■ GOAL OF THE EXERCISE: Locate every line below that contains the word "color" and copy it.

■ Source data:

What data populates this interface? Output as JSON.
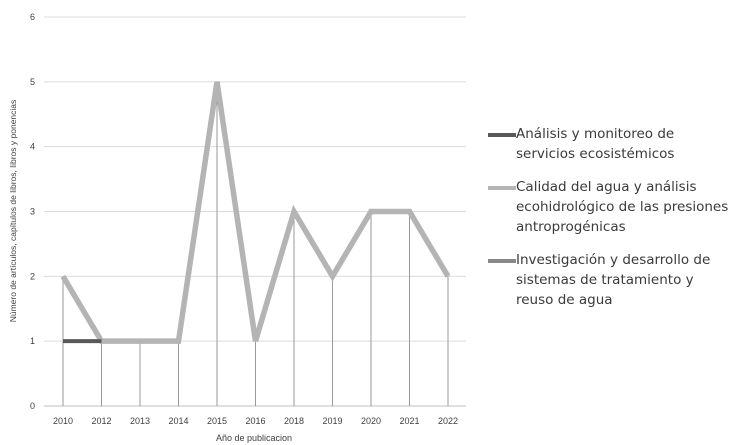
{
  "chart_data": {
    "type": "line",
    "categories": [
      "2010",
      "2012",
      "2013",
      "2014",
      "2015",
      "2016",
      "2018",
      "2019",
      "2020",
      "2021",
      "2022"
    ],
    "xlabel": "Año de publicacion",
    "ylabel": "Número de artículos, capítulos de libros, libros y ponencias",
    "ylim": [
      0,
      6
    ],
    "yticks": [
      "0",
      "1",
      "2",
      "3",
      "4",
      "5",
      "6"
    ],
    "grid": true,
    "legend_position": "right",
    "series": [
      {
        "name": "Análisis y monitoreo de servicios ecosistémicos",
        "color": "#595959",
        "values": [
          1,
          1,
          null,
          null,
          null,
          null,
          null,
          null,
          null,
          null,
          null
        ]
      },
      {
        "name": "Calidad del agua y análisis ecohidrológico de las presiones antroprogénicas",
        "color": "#b4b4b4",
        "values": [
          2,
          1,
          1,
          1,
          5,
          1,
          3,
          2,
          3,
          3,
          2
        ]
      },
      {
        "name": "Investigación y desarrollo de sistemas de tratamiento y reuso de agua",
        "color": "#888888",
        "values": [
          null,
          null,
          null,
          null,
          null,
          null,
          null,
          null,
          null,
          null,
          null
        ]
      }
    ]
  }
}
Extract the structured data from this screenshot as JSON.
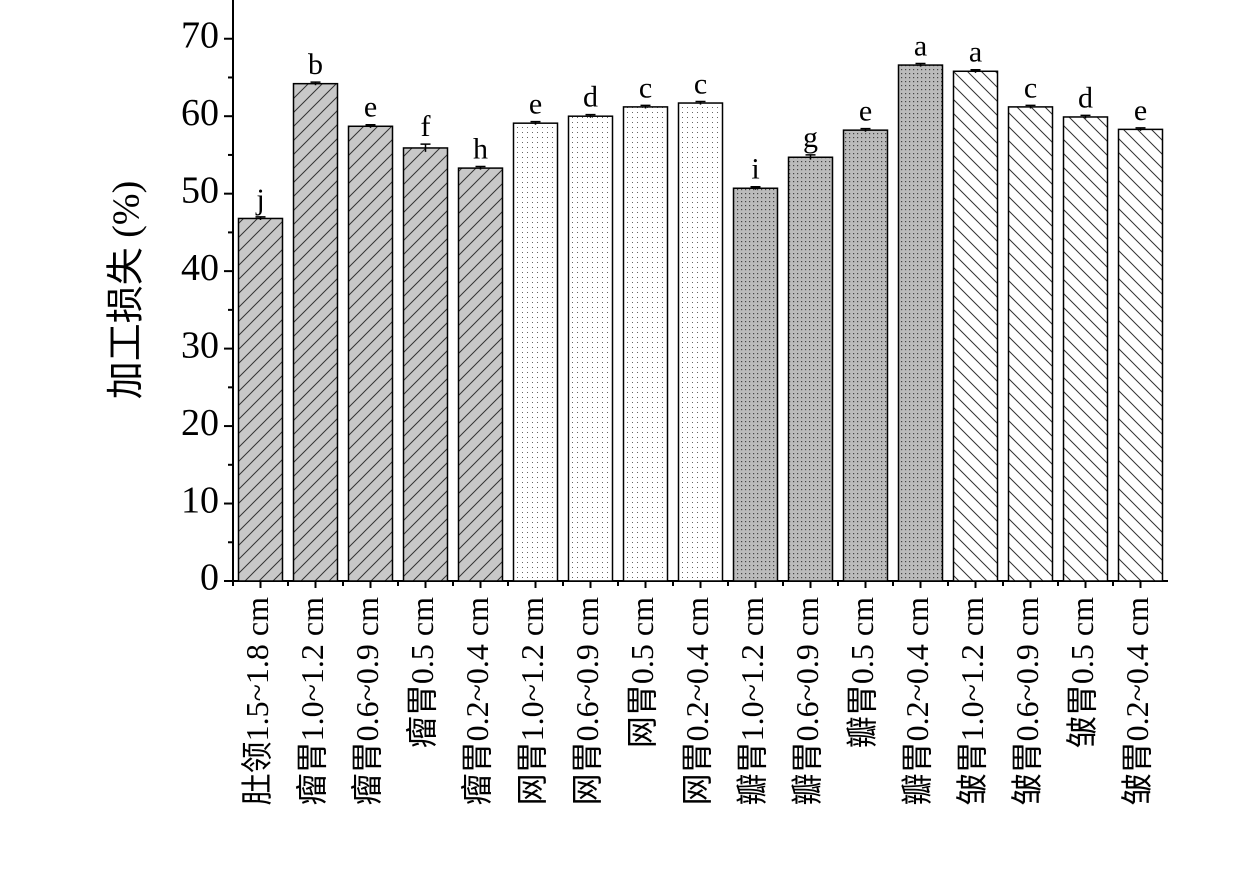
{
  "chart_data": {
    "type": "bar",
    "y_label": "加工损失 (%)",
    "categories": [
      "肚领1.5~1.8 cm",
      "瘤胃1.0~1.2 cm",
      "瘤胃0.6~0.9 cm",
      "瘤胃0.5 cm",
      "瘤胃0.2~0.4 cm",
      "网胃1.0~1.2 cm",
      "网胃0.6~0.9 cm",
      "网胃0.5 cm",
      "网胃0.2~0.4 cm",
      "瓣胃1.0~1.2 cm",
      "瓣胃0.6~0.9 cm",
      "瓣胃0.5 cm",
      "瓣胃0.2~0.4 cm",
      "皱胃1.0~1.2 cm",
      "皱胃0.6~0.9 cm",
      "皱胃0.5 cm",
      "皱胃0.2~0.4 cm"
    ],
    "values": [
      46.8,
      64.2,
      58.7,
      55.9,
      53.3,
      59.1,
      60.0,
      61.2,
      61.7,
      50.7,
      54.7,
      58.2,
      66.6,
      65.8,
      61.2,
      59.9,
      58.3
    ],
    "errors": [
      0.2,
      0.2,
      0.2,
      0.5,
      0.2,
      0.2,
      0.2,
      0.2,
      0.2,
      0.2,
      0.3,
      0.2,
      0.2,
      0.2,
      0.2,
      0.2,
      0.2
    ],
    "value_labels": [
      "j",
      "b",
      "e",
      "f",
      "h",
      "e",
      "d",
      "c",
      "c",
      "i",
      "g",
      "e",
      "a",
      "a",
      "c",
      "d",
      "e"
    ],
    "patterns": [
      "slash",
      "slash",
      "slash",
      "slash",
      "slash",
      "dots",
      "dots",
      "dots",
      "dots",
      "graydots",
      "graydots",
      "graydots",
      "graydots",
      "backslash",
      "backslash",
      "backslash",
      "backslash"
    ],
    "ylim": [
      0,
      75
    ],
    "yticks": [
      0,
      10,
      20,
      30,
      40,
      50,
      60,
      70
    ]
  }
}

■ WRITTEN SOLUTION:
        "color": "#595959",
        "color": "#b4b4b4",
        "color": "#888888",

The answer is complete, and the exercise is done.